**Excerpted data:**
________
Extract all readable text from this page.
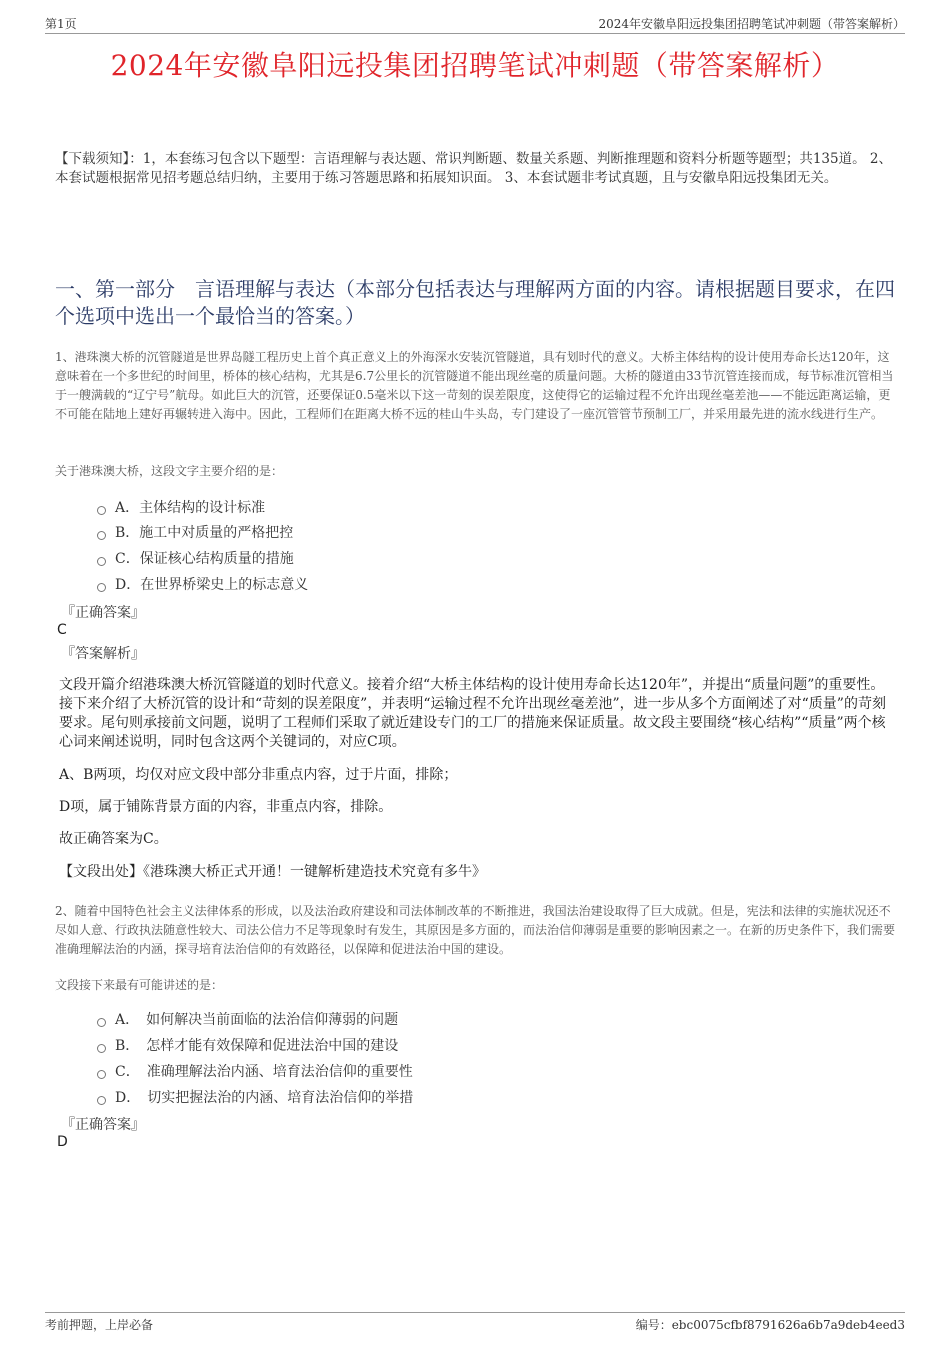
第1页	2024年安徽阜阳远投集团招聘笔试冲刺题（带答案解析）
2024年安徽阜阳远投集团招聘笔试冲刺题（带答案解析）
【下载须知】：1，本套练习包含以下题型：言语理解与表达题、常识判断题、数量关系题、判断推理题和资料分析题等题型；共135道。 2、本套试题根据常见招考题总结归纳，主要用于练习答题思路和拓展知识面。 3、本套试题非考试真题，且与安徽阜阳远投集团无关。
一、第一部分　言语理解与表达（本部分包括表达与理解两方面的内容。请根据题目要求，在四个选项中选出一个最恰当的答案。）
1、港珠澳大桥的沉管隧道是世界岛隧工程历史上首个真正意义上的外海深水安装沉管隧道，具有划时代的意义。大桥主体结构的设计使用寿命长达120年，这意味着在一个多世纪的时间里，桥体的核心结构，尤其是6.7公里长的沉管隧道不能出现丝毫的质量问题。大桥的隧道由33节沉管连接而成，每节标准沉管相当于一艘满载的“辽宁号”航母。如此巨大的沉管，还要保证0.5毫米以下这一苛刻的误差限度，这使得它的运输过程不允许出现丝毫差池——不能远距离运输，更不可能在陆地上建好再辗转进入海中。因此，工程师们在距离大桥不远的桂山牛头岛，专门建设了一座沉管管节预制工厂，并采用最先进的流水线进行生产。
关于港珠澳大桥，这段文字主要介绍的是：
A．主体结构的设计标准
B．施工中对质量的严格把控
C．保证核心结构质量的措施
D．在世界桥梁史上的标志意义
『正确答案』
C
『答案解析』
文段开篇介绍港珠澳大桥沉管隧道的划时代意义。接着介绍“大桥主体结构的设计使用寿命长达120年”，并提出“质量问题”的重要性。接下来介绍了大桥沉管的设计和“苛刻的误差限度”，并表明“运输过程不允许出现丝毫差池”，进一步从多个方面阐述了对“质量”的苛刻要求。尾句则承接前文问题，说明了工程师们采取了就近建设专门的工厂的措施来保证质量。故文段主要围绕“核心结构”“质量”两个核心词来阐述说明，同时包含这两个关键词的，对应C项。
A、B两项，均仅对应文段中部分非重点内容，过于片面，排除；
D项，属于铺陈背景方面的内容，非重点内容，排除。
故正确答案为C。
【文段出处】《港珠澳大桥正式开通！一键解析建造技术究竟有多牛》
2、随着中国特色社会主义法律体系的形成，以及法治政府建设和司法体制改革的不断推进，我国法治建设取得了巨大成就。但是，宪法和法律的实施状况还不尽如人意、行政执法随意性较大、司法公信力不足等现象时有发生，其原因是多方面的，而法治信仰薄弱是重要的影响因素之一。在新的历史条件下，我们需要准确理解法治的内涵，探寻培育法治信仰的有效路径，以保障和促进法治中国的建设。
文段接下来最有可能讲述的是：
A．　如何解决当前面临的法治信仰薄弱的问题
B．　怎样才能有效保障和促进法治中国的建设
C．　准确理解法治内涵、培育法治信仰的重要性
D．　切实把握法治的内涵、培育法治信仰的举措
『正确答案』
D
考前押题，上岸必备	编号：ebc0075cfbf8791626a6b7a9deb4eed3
________
Print the entries above exactly, taking out only the pictures.

**Exercise result:**
Extract all readable text from this page.
第1页	2024年安徽阜阳远投集团招聘笔试冲刺题（带答案解析）
2024年安徽阜阳远投集团招聘笔试冲刺题（带答案解析）
【下载须知】：1，本套练习包含以下题型：言语理解与表达题、常识判断题、数量关系题、判断推理题和资料分析题等题型；共135道。 2、本套试题根据常见招考题总结归纳，主要用于练习答题思路和拓展知识面。 3、本套试题非考试真题，且与安徽阜阳远投集团无关。
一、第一部分　言语理解与表达（本部分包括表达与理解两方面的内容。请根据题目要求，在四个选项中选出一个最恰当的答案。）
1、港珠澳大桥的沉管隧道是世界岛隧工程历史上首个真正意义上的外海深水安装沉管隧道，具有划时代的意义。大桥主体结构的设计使用寿命长达120年，这意味着在一个多世纪的时间里，桥体的核心结构，尤其是6.7公里长的沉管隧道不能出现丝毫的质量问题。大桥的隧道由33节沉管连接而成，每节标准沉管相当于一艘满载的“辽宁号”航母。如此巨大的沉管，还要保证0.5毫米以下这一苛刻的误差限度，这使得它的运输过程不允许出现丝毫差池——不能远距离运输，更不可能在陆地上建好再辗转进入海中。因此，工程师们在距离大桥不远的桂山牛头岛，专门建设了一座沉管管节预制工厂，并采用最先进的流水线进行生产。
关于港珠澳大桥，这段文字主要介绍的是：
A．主体结构的设计标准
B．施工中对质量的严格把控
C．保证核心结构质量的措施
D．在世界桥梁史上的标志意义
『正确答案』
C
『答案解析』
文段开篇介绍港珠澳大桥沉管隧道的划时代意义。接着介绍“大桥主体结构的设计使用寿命长达120年”，并提出“质量问题”的重要性。接下来介绍了大桥沉管的设计和“苛刻的误差限度”，并表明“运输过程不允许出现丝毫差池”，进一步从多个方面阐述了对“质量”的苛刻要求。尾句则承接前文问题，说明了工程师们采取了就近建设专门的工厂的措施来保证质量。故文段主要围绕“核心结构”“质量”两个核心词来阐述说明，同时包含这两个关键词的，对应C项。
A、B两项，均仅对应文段中部分非重点内容，过于片面，排除；
D项，属于铺陈背景方面的内容，非重点内容，排除。
故正确答案为C。
【文段出处】《港珠澳大桥正式开通！一键解析建造技术究竟有多牛》
2、随着中国特色社会主义法律体系的形成，以及法治政府建设和司法体制改革的不断推进，我国法治建设取得了巨大成就。但是，宪法和法律的实施状况还不尽如人意、行政执法随意性较大、司法公信力不足等现象时有发生，其原因是多方面的，而法治信仰薄弱是重要的影响因素之一。在新的历史条件下，我们需要准确理解法治的内涵，探寻培育法治信仰的有效路径，以保障和促进法治中国的建设。
文段接下来最有可能讲述的是：
A．　如何解决当前面临的法治信仰薄弱的问题
B．　怎样才能有效保障和促进法治中国的建设
C．　准确理解法治内涵、培育法治信仰的重要性
D．　切实把握法治的内涵、培育法治信仰的举措
『正确答案』
D
考前押题，上岸必备	编号：ebc0075cfbf8791626a6b7a9deb4eed3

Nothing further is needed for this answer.